### Exercise goal
Return the count of lines that hold the string "Keys", with no other words.

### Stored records

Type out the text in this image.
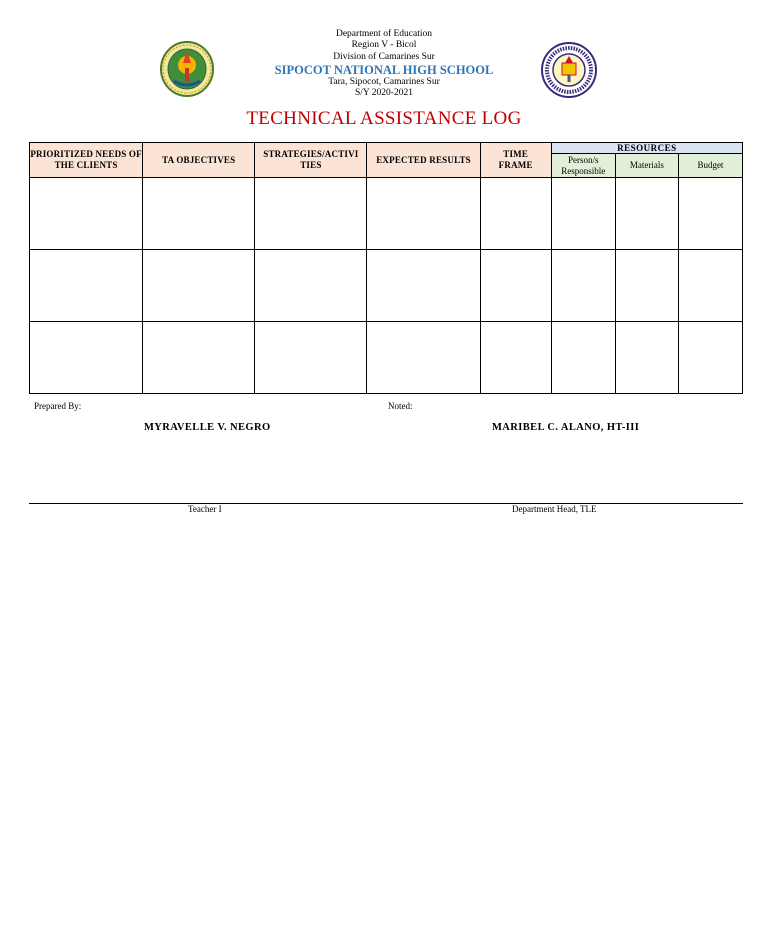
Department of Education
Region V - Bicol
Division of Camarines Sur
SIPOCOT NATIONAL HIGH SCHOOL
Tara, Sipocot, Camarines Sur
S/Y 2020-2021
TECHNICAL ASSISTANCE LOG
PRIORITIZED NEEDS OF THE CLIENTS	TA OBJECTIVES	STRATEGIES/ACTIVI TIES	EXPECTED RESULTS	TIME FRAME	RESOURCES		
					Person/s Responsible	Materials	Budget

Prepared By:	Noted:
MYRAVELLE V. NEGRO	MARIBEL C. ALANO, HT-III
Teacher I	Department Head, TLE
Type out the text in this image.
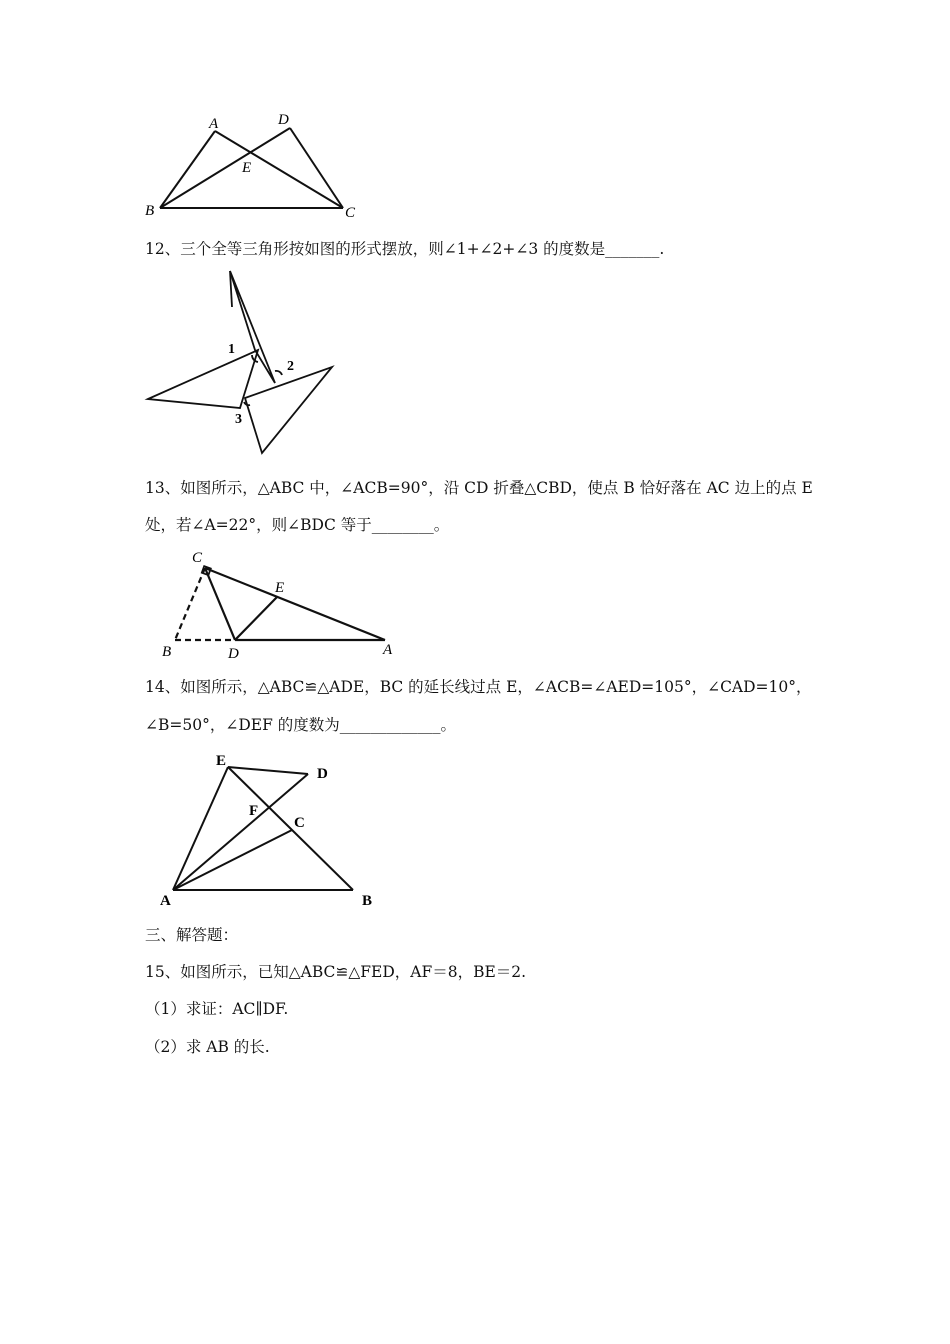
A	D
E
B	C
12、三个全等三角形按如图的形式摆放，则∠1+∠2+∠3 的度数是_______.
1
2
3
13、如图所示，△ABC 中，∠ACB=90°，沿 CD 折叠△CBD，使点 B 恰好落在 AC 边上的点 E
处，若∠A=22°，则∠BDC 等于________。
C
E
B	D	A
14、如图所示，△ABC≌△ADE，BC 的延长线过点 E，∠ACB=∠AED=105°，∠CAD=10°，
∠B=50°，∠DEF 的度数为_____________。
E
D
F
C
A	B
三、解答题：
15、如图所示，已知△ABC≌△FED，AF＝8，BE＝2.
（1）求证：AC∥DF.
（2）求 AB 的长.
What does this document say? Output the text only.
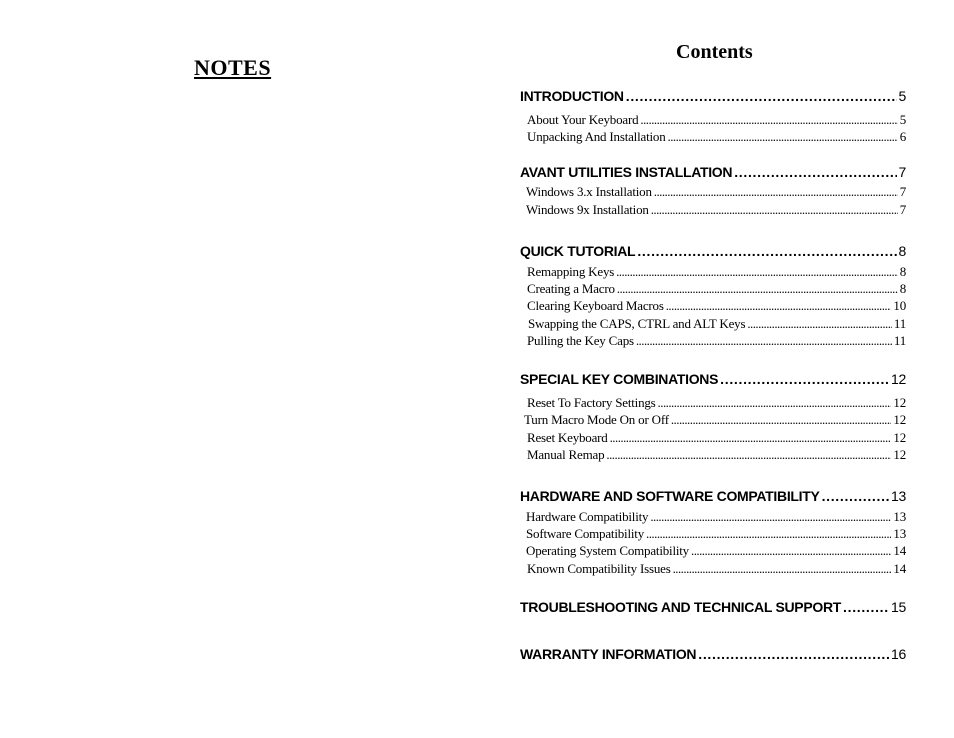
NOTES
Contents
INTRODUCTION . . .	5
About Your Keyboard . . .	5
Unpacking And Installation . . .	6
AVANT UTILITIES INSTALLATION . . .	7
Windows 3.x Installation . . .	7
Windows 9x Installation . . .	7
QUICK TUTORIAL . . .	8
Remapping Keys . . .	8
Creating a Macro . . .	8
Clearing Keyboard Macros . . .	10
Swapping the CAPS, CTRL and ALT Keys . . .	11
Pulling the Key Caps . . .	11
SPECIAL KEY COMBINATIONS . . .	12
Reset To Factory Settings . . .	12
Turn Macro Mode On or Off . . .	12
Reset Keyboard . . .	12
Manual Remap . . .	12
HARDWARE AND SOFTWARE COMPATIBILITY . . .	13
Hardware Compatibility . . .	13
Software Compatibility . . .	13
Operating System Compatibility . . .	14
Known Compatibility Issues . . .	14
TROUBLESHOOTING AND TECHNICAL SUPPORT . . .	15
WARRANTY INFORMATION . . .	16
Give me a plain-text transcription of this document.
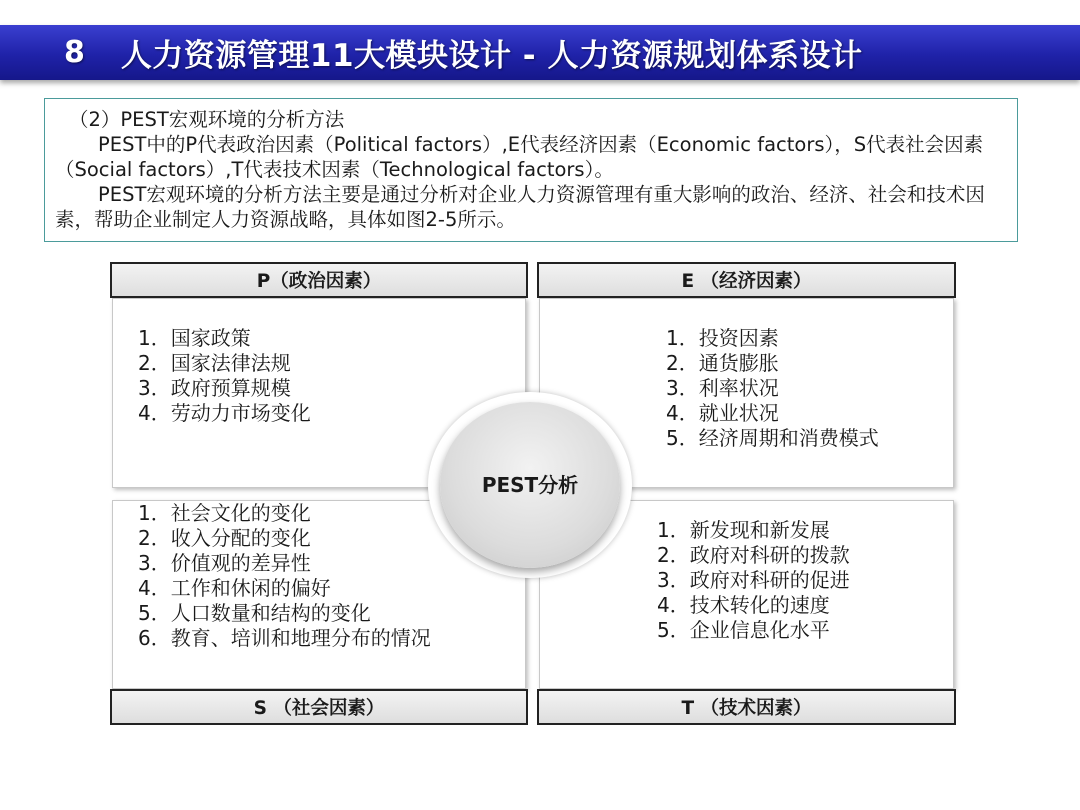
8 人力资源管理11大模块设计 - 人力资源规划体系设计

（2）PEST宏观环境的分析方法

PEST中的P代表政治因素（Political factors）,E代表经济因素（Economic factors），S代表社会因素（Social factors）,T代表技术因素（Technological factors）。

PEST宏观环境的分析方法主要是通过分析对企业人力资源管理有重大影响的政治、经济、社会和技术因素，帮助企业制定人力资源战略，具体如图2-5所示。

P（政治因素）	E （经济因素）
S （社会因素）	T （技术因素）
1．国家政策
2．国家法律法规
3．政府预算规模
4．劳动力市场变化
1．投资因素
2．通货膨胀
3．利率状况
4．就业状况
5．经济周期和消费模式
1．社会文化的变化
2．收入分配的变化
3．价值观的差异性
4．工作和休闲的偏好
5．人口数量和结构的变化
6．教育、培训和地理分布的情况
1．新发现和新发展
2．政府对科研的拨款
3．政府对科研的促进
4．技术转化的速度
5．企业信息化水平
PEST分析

### Solution to the problem
2